Task instructions: Recast the rows, from the first line through the line containing "checkbox[interactable] — [137, 160, 159, 182]", as a Markdown table with the columns No. and Entry. Give each line's number and its text, and leave out any blank lines.

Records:
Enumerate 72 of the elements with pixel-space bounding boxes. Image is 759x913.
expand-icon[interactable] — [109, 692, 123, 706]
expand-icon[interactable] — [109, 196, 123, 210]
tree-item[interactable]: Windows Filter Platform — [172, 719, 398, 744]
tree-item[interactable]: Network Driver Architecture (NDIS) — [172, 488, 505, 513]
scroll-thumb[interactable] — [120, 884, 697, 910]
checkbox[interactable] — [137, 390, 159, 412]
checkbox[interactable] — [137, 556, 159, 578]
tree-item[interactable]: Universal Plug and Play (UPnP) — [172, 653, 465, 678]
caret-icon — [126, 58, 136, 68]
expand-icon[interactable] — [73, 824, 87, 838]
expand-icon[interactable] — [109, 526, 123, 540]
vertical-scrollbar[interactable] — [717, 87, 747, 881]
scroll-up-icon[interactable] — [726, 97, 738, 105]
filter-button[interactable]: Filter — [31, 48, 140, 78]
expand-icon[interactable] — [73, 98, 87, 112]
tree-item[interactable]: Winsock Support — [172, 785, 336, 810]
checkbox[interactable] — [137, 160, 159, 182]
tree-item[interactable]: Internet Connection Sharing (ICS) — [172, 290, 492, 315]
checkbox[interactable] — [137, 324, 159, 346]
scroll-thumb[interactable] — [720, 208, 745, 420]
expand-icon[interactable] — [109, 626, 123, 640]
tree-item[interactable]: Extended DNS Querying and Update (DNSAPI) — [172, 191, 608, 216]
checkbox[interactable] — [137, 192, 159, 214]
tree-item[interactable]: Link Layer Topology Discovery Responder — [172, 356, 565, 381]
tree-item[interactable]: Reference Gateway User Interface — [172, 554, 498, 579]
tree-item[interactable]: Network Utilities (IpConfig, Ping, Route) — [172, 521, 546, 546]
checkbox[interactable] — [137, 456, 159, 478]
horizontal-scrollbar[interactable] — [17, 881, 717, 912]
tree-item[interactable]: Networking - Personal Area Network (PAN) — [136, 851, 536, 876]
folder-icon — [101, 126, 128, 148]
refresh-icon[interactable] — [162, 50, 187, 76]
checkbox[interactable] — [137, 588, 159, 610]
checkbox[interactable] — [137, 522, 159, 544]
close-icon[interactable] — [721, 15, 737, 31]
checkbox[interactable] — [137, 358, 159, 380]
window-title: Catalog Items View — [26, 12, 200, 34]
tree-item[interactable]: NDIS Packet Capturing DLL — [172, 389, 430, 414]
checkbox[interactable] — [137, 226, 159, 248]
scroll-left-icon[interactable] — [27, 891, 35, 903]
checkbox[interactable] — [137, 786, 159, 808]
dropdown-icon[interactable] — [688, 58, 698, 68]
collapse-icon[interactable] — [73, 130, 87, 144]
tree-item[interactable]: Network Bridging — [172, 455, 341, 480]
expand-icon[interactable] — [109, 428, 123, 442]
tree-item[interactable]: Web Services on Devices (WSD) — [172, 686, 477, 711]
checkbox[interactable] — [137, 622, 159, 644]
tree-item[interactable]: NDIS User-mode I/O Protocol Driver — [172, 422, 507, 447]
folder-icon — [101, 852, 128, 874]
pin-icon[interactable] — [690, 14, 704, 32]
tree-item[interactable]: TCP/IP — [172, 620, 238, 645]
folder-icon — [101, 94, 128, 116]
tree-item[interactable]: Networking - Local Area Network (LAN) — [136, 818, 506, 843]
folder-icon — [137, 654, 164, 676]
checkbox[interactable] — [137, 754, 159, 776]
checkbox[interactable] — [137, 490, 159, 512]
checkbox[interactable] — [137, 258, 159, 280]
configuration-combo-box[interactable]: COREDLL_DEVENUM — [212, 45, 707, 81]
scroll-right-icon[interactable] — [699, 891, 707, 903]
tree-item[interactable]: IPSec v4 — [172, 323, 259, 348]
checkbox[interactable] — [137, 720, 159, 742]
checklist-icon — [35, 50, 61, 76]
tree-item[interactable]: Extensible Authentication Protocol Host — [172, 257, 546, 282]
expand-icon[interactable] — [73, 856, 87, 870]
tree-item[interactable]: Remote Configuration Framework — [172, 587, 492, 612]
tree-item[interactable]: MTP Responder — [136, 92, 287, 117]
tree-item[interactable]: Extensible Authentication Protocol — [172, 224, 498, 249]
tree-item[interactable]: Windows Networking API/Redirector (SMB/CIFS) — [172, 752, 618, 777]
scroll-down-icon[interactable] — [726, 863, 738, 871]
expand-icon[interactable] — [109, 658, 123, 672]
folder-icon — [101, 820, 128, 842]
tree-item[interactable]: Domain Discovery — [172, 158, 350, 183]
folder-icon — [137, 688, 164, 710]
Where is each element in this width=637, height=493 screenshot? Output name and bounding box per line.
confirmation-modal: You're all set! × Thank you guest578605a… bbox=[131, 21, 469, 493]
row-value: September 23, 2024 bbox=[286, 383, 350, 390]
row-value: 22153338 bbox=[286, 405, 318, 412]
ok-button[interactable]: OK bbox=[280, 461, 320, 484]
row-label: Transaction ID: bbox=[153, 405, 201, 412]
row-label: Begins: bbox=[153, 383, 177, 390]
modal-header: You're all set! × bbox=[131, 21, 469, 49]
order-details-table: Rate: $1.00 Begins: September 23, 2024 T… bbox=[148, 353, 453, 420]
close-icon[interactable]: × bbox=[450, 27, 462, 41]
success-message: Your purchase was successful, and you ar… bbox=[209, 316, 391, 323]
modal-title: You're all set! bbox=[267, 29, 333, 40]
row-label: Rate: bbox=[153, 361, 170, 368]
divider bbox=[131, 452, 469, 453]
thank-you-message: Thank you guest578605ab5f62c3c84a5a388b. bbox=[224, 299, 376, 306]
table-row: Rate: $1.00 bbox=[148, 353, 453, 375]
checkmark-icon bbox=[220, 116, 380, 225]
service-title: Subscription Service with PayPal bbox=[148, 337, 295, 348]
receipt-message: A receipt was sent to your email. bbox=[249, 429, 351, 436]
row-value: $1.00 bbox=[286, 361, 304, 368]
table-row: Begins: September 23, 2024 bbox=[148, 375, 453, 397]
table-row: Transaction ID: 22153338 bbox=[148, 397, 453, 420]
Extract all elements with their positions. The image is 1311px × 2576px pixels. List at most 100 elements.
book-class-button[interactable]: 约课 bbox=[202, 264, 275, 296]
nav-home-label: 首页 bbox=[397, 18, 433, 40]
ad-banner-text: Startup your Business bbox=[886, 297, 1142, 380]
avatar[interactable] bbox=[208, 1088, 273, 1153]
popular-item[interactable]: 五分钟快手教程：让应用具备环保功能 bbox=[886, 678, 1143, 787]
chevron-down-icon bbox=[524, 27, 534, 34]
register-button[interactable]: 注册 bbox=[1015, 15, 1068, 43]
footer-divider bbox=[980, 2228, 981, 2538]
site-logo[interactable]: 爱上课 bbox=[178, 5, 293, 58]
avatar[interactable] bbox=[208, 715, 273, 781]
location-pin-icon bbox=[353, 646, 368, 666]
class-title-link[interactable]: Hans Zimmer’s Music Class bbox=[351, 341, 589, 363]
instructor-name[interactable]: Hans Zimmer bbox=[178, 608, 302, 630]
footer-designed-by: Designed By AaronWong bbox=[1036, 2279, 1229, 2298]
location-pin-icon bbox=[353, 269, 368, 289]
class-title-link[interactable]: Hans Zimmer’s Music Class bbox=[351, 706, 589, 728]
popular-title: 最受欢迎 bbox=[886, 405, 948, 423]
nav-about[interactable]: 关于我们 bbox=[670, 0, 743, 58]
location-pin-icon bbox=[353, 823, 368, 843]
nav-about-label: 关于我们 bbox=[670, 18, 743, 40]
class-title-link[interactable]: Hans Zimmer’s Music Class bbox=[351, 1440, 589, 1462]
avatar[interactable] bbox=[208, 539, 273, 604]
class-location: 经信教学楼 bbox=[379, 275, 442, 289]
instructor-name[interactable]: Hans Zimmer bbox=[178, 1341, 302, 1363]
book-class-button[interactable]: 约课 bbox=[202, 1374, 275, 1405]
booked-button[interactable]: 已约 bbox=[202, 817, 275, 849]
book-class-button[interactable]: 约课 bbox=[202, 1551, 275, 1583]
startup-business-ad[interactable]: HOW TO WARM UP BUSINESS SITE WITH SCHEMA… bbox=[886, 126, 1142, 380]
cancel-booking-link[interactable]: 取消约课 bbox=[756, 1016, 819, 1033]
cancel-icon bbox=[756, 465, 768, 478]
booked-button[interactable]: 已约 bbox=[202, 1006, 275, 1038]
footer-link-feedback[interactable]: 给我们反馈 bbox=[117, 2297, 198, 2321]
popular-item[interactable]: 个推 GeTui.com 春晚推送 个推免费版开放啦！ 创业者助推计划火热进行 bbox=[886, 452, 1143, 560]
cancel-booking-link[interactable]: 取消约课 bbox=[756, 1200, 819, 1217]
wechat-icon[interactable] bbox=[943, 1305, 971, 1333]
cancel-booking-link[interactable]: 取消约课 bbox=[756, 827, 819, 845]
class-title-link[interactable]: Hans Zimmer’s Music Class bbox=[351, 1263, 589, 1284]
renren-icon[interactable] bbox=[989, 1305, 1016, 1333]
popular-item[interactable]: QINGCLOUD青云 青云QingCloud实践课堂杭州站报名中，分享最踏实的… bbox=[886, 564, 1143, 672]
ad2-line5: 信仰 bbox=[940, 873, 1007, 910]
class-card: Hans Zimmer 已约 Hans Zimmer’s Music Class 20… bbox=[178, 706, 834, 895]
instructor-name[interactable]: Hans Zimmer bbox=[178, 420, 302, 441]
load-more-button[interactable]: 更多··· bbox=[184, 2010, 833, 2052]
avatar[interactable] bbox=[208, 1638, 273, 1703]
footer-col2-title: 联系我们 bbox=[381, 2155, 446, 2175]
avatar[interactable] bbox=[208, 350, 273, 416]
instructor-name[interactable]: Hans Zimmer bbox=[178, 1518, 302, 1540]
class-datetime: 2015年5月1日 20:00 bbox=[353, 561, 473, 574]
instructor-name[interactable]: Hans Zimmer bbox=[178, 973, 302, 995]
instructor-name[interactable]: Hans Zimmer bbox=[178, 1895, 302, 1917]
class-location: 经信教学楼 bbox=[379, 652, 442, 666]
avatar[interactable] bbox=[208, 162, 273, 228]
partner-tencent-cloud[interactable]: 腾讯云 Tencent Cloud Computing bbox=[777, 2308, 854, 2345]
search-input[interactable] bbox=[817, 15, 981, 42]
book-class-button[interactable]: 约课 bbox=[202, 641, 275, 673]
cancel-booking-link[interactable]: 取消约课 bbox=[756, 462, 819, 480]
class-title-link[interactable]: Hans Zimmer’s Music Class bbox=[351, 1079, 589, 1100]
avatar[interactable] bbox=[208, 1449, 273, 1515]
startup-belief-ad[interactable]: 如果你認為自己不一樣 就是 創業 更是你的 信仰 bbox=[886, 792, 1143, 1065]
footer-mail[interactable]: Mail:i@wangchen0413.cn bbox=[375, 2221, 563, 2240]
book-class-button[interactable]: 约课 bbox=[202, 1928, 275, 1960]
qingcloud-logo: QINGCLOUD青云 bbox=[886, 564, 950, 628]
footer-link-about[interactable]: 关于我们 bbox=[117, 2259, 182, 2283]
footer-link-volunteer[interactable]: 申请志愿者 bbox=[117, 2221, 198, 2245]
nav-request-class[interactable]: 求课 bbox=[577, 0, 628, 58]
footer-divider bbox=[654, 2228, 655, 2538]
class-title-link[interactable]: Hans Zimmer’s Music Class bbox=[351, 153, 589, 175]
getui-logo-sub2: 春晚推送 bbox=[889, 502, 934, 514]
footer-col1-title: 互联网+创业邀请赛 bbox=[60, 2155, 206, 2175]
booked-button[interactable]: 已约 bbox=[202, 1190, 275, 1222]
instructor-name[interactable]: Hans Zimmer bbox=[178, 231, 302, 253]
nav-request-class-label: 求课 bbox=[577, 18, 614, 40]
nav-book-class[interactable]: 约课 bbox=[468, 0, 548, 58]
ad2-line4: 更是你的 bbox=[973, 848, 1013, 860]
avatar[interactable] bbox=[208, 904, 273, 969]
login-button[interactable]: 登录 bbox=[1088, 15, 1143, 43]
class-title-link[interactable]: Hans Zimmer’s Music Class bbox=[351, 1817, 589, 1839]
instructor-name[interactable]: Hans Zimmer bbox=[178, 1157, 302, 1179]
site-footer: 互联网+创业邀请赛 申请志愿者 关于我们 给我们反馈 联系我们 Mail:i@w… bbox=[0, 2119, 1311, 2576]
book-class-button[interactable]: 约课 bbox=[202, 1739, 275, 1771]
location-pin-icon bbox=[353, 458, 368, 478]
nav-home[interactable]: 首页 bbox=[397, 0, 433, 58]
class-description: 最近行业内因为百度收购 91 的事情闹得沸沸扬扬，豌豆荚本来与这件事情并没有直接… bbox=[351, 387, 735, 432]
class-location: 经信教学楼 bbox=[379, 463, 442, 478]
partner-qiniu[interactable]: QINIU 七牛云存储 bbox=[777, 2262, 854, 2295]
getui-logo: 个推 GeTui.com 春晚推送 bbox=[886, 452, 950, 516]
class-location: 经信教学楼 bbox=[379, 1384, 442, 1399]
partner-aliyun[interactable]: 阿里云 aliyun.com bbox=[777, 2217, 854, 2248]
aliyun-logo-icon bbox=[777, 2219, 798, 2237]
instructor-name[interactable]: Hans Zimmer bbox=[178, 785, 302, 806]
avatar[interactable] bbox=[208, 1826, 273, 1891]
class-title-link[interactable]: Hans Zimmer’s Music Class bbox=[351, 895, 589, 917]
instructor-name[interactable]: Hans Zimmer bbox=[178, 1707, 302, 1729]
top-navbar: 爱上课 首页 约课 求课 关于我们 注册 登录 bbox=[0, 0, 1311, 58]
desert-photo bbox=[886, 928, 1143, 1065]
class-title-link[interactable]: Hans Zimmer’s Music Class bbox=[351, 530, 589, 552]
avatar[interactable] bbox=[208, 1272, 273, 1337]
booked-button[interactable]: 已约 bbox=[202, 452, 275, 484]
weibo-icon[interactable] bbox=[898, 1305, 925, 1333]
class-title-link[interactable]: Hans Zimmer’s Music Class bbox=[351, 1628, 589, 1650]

Solution:
| No. | Entry |
|---|---|
| 1 | Enumerate 72 of the elements with pixel-space bounding boxes. Image is 759x913. |
| 2 | expand-icon[interactable] — [109, 692, 123, 706] |
| 3 | expand-icon[interactable] — [109, 196, 123, 210] |
| 4 | tree-item[interactable]: Windows Filter Platform — [172, 719, 398, 744] |
| 5 | tree-item[interactable]: Network Driver Architecture (NDIS) — [172, 488, 505, 513] |
| 6 | scroll-thumb[interactable] — [120, 884, 697, 910] |
| 7 | checkbox[interactable] — [137, 390, 159, 412] |
| 8 | checkbox[interactable] — [137, 556, 159, 578] |
| 9 | tree-item[interactable]: Universal Plug and Play (UPnP) — [172, 653, 465, 678] |
| 10 | caret-icon — [126, 58, 136, 68] |
| 11 | expand-icon[interactable] — [73, 824, 87, 838] |
| 12 | expand-icon[interactable] — [109, 526, 123, 540] |
| 13 | vertical-scrollbar[interactable] — [717, 87, 747, 881] |
| 14 | scroll-up-icon[interactable] — [726, 97, 738, 105] |
| 15 | filter-button[interactable]: Filter — [31, 48, 140, 78] |
| 16 | expand-icon[interactable] — [73, 98, 87, 112] |
| 17 | tree-item[interactable]: Winsock Support — [172, 785, 336, 810] |
| 18 | checkbox[interactable] — [137, 160, 159, 182] |